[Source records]

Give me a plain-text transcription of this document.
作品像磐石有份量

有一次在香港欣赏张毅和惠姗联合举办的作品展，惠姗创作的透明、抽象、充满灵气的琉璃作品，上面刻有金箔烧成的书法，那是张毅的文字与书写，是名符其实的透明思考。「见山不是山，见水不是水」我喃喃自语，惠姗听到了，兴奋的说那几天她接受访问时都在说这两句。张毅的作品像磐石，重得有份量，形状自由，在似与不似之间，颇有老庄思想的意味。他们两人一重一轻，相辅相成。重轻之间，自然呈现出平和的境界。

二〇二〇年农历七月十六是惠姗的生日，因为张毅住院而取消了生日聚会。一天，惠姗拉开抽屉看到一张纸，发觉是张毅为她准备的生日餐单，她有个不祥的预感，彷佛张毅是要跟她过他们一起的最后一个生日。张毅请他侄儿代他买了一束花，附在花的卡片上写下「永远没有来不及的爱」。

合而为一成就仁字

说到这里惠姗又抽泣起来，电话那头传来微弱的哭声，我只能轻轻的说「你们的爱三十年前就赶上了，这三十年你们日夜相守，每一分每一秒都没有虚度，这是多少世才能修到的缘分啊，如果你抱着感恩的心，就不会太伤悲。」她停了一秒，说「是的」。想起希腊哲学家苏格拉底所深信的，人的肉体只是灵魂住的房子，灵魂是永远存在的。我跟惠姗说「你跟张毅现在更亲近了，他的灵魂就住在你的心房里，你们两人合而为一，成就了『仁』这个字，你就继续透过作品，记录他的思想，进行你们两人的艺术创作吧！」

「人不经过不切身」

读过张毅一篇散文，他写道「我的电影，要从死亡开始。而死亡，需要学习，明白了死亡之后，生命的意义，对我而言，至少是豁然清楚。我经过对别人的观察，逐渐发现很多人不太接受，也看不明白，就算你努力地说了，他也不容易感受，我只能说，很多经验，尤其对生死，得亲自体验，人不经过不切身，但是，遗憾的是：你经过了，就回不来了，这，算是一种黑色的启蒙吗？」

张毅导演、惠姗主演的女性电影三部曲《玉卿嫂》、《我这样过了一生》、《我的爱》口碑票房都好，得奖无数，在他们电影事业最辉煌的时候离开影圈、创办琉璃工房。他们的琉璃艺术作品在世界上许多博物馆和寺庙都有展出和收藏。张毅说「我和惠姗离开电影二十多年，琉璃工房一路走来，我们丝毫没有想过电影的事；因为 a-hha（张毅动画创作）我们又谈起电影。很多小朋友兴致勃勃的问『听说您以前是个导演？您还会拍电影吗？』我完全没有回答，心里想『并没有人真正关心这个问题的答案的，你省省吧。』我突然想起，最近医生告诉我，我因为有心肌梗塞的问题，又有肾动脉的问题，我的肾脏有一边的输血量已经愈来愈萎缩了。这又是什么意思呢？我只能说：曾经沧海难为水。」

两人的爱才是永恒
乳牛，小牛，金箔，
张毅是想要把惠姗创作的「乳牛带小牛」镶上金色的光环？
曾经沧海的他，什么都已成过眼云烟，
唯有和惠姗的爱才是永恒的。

### INSTRUCTIONS FOR THE TASK
Repeat all of the records above exactly as they appear.

### RESPONSE TO THIS EXERCISE
Give me a plain-text transcription of this document.
作品像磐石有份量

有一次在香港欣赏张毅和惠姗联合举办的作品展，惠姗创作的透明、抽象、充满灵气的琉璃作品，上面刻有金箔烧成的书法，那是张毅的文字与书写，是名符其实的透明思考。「见山不是山，见水不是水」我喃喃自语，惠姗听到了，兴奋的说那几天她接受访问时都在说这两句。张毅的作品像磐石，重得有份量，形状自由，在似与不似之间，颇有老庄思想的意味。他们两人一重一轻，相辅相成。重轻之间，自然呈现出平和的境界。

二〇二〇年农历七月十六是惠姗的生日，因为张毅住院而取消了生日聚会。一天，惠姗拉开抽屉看到一张纸，发觉是张毅为她准备的生日餐单，她有个不祥的预感，彷佛张毅是要跟她过他们一起的最后一个生日。张毅请他侄儿代他买了一束花，附在花的卡片上写下「永远没有来不及的爱」。

合而为一成就仁字

说到这里惠姗又抽泣起来，电话那头传来微弱的哭声，我只能轻轻的说「你们的爱三十年前就赶上了，这三十年你们日夜相守，每一分每一秒都没有虚度，这是多少世才能修到的缘分啊，如果你抱着感恩的心，就不会太伤悲。」她停了一秒，说「是的」。想起希腊哲学家苏格拉底所深信的，人的肉体只是灵魂住的房子，灵魂是永远存在的。我跟惠姗说「你跟张毅现在更亲近了，他的灵魂就住在你的心房里，你们两人合而为一，成就了『仁』这个字，你就继续透过作品，记录他的思想，进行你们两人的艺术创作吧！」

「人不经过不切身」

读过张毅一篇散文，他写道「我的电影，要从死亡开始。而死亡，需要学习，明白了死亡之后，生命的意义，对我而言，至少是豁然清楚。我经过对别人的观察，逐渐发现很多人不太接受，也看不明白，就算你努力地说了，他也不容易感受，我只能说，很多经验，尤其对生死，得亲自体验，人不经过不切身，但是，遗憾的是：你经过了，就回不来了，这，算是一种黑色的启蒙吗？」

张毅导演、惠姗主演的女性电影三部曲《玉卿嫂》、《我这样过了一生》、《我的爱》口碑票房都好，得奖无数，在他们电影事业最辉煌的时候离开影圈、创办琉璃工房。他们的琉璃艺术作品在世界上许多博物馆和寺庙都有展出和收藏。张毅说「我和惠姗离开电影二十多年，琉璃工房一路走来，我们丝毫没有想过电影的事；因为 a-hha（张毅动画创作）我们又谈起电影。很多小朋友兴致勃勃的问『听说您以前是个导演？您还会拍电影吗？』我完全没有回答，心里想『并没有人真正关心这个问题的答案的，你省省吧。』我突然想起，最近医生告诉我，我因为有心肌梗塞的问题，又有肾动脉的问题，我的肾脏有一边的输血量已经愈来愈萎缩了。这又是什么意思呢？我只能说：曾经沧海难为水。」

两人的爱才是永恒
乳牛，小牛，金箔，
张毅是想要把惠姗创作的「乳牛带小牛」镶上金色的光环？
曾经沧海的他，什么都已成过眼云烟，
唯有和惠姗的爱才是永恒的。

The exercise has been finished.